*Task*.
Report how many lines contain "JSON", with no other words.

··· Dataset extract

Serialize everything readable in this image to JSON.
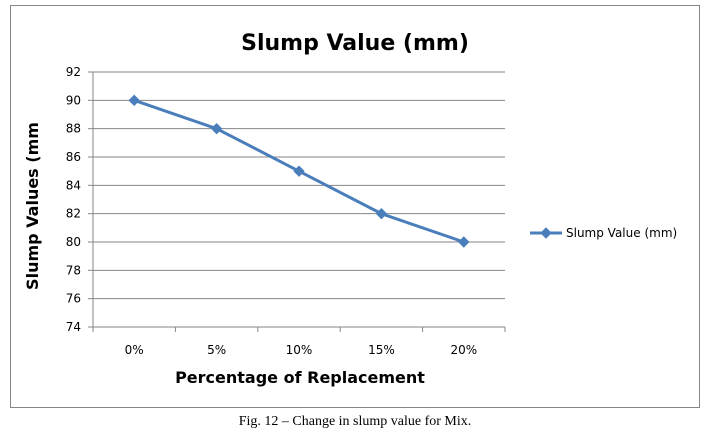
{
  "caption": "Fig. 12 – Change in slump value for Mix.",
  "chart_data": {
    "type": "line",
    "title": "Slump Value (mm)",
    "xlabel": "Percentage of Replacement",
    "ylabel": "Slump Values (mm",
    "categories": [
      "0%",
      "5%",
      "10%",
      "15%",
      "20%"
    ],
    "series": [
      {
        "name": "Slump Value (mm)",
        "values": [
          90,
          88,
          85,
          82,
          80
        ],
        "color": "#4a7ebb",
        "marker": "diamond"
      }
    ],
    "ylim": [
      74,
      92
    ],
    "yticks": [
      74,
      76,
      78,
      80,
      82,
      84,
      86,
      88,
      90,
      92
    ],
    "grid": "horizontal",
    "legend_position": "right"
  }
}
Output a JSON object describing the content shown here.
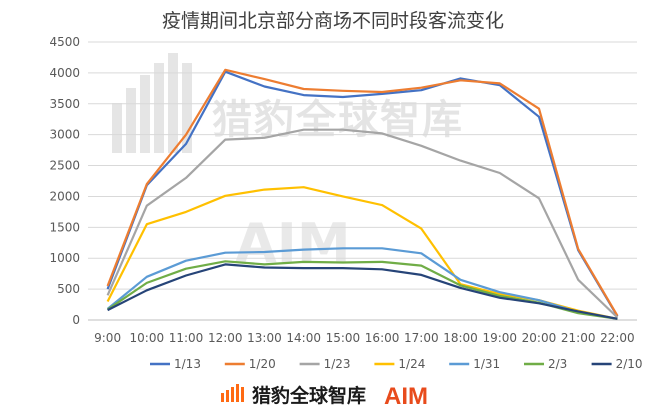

······

*Solution for this task*.
2